**Aim:** Find every line in the records below that contains the word "border", and copy each such line.

**Extracted entries:**
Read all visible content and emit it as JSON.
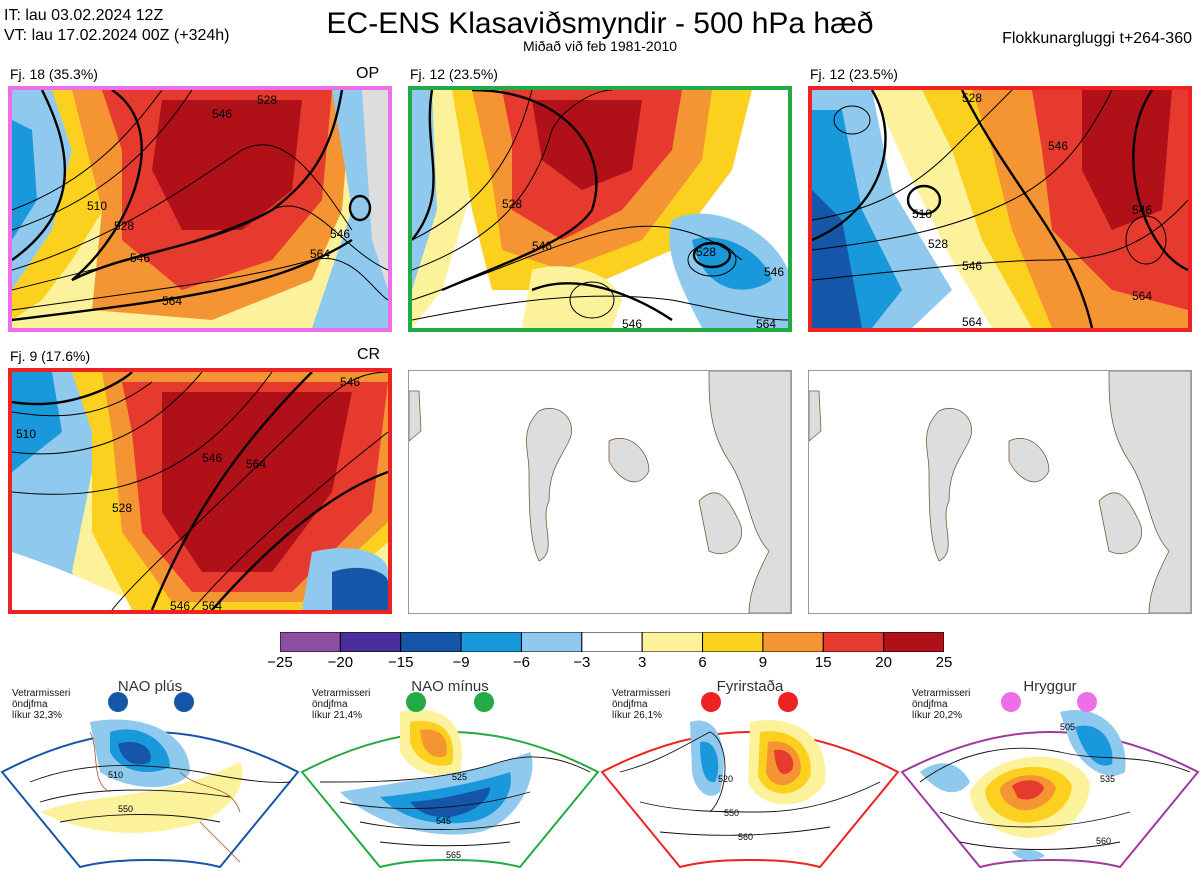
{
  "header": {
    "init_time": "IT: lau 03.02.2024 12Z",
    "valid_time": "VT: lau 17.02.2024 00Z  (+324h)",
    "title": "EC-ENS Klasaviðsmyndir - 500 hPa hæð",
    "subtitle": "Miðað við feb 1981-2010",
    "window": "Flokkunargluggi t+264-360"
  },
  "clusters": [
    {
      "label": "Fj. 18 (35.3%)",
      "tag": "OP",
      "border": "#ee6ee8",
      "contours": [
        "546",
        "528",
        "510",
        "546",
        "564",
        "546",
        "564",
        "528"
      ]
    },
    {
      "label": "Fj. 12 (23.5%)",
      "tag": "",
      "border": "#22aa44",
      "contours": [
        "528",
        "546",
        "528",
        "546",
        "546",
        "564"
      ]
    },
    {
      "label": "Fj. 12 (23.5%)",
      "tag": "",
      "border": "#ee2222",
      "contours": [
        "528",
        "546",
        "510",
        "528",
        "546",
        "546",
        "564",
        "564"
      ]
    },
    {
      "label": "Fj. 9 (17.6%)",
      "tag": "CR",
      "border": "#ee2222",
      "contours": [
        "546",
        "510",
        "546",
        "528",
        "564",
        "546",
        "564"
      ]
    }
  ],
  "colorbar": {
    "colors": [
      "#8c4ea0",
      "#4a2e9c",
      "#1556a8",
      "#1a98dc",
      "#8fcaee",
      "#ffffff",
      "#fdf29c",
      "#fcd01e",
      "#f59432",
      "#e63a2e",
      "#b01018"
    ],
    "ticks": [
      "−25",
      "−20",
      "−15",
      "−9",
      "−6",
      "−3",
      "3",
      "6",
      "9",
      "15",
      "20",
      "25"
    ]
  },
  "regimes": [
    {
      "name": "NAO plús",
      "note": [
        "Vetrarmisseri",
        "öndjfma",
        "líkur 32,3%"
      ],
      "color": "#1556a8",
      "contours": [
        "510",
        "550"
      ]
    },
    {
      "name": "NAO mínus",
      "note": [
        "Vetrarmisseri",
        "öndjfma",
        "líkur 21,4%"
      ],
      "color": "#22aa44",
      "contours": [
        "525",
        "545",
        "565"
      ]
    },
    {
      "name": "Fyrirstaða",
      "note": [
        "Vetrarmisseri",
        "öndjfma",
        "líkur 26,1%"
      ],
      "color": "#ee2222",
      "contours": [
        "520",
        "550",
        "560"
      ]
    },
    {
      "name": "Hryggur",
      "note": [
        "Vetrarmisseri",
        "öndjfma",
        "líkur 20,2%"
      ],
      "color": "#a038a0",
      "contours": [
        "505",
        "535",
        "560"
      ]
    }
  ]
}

**Task output:**
      "border": "#ee6ee8",
      "border": "#22aa44",
      "border": "#ee2222",
      "border": "#ee2222",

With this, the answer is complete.